◆ **Exercise**
Without the pictures, repeat the listing character for character.

____ Provided records

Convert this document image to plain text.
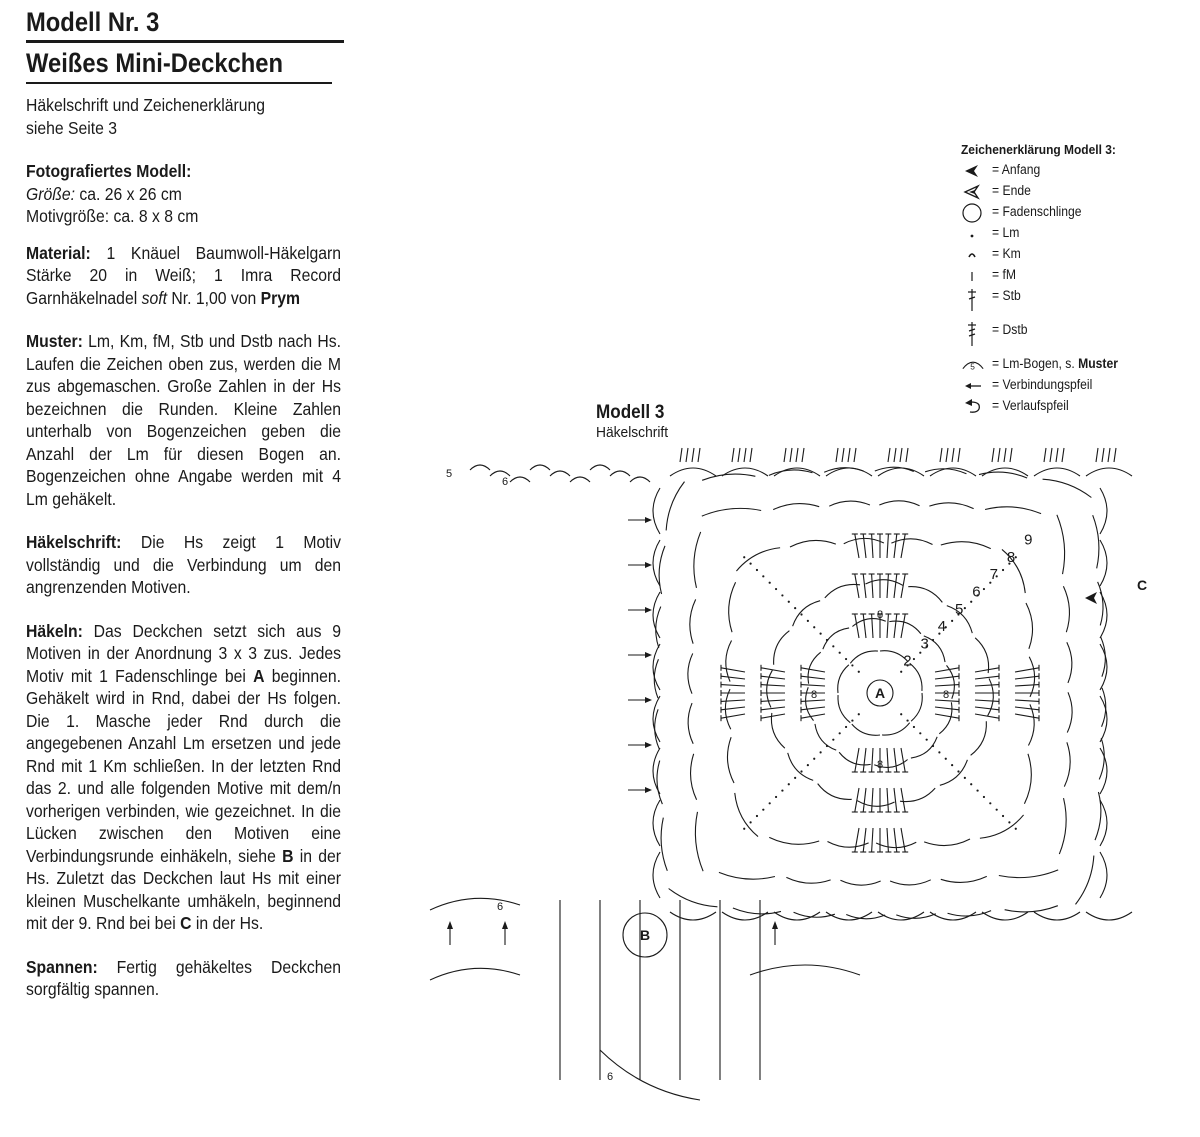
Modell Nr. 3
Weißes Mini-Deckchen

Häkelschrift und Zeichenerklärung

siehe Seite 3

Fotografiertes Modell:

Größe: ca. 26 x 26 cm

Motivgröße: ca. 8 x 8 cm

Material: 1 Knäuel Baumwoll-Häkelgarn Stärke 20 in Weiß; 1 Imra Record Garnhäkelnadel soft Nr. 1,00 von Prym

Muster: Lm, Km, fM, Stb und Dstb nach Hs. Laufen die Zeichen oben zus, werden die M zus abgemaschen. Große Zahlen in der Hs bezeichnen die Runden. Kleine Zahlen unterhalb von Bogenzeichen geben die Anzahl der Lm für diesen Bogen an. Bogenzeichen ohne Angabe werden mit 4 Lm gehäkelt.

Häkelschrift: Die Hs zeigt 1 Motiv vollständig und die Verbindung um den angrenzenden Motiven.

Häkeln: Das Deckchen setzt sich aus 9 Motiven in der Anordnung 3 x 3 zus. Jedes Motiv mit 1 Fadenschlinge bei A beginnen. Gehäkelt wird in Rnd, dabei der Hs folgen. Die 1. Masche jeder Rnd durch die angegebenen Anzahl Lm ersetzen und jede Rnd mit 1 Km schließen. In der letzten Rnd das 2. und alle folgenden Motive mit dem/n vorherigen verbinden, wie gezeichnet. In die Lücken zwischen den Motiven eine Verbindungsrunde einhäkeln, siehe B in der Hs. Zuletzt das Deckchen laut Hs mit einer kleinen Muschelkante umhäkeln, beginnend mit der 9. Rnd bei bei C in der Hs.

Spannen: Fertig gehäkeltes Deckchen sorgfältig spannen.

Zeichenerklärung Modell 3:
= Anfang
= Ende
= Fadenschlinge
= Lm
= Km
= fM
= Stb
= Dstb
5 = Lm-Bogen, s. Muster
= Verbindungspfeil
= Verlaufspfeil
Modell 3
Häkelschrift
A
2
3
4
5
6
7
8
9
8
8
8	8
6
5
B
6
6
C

________

◆ **Problem solution**
Convert this document image to plain text.
Modell Nr. 3
Weißes Mini-Deckchen

Häkelschrift und Zeichenerklärung

siehe Seite 3

Fotografiertes Modell:

Größe: ca. 26 x 26 cm

Motivgröße: ca. 8 x 8 cm

Material: 1 Knäuel Baumwoll-Häkelgarn Stärke 20 in Weiß; 1 Imra Record Garnhäkelnadel soft Nr. 1,00 von Prym

Muster: Lm, Km, fM, Stb und Dstb nach Hs. Laufen die Zeichen oben zus, werden die M zus abgemaschen. Große Zahlen in der Hs bezeichnen die Runden. Kleine Zahlen unterhalb von Bogenzeichen geben die Anzahl der Lm für diesen Bogen an. Bogenzeichen ohne Angabe werden mit 4 Lm gehäkelt.

Häkelschrift: Die Hs zeigt 1 Motiv vollständig und die Verbindung um den angrenzenden Motiven.

Häkeln: Das Deckchen setzt sich aus 9 Motiven in der Anordnung 3 x 3 zus. Jedes Motiv mit 1 Fadenschlinge bei A beginnen. Gehäkelt wird in Rnd, dabei der Hs folgen. Die 1. Masche jeder Rnd durch die angegebenen Anzahl Lm ersetzen und jede Rnd mit 1 Km schließen. In der letzten Rnd das 2. und alle folgenden Motive mit dem/n vorherigen verbinden, wie gezeichnet. In die Lücken zwischen den Motiven eine Verbindungsrunde einhäkeln, siehe B in der Hs. Zuletzt das Deckchen laut Hs mit einer kleinen Muschelkante umhäkeln, beginnend mit der 9. Rnd bei bei C in der Hs.

Spannen: Fertig gehäkeltes Deckchen sorgfältig spannen.

Zeichenerklärung Modell 3:
= Anfang
= Ende
= Fadenschlinge
= Lm
= Km
= fM
= Stb
= Dstb
5 = Lm-Bogen, s. Muster
= Verbindungspfeil
= Verlaufspfeil
Modell 3
Häkelschrift
A
2
3
4
5
6
7
8
9
8
8
8	8
6
5
B
6
6
C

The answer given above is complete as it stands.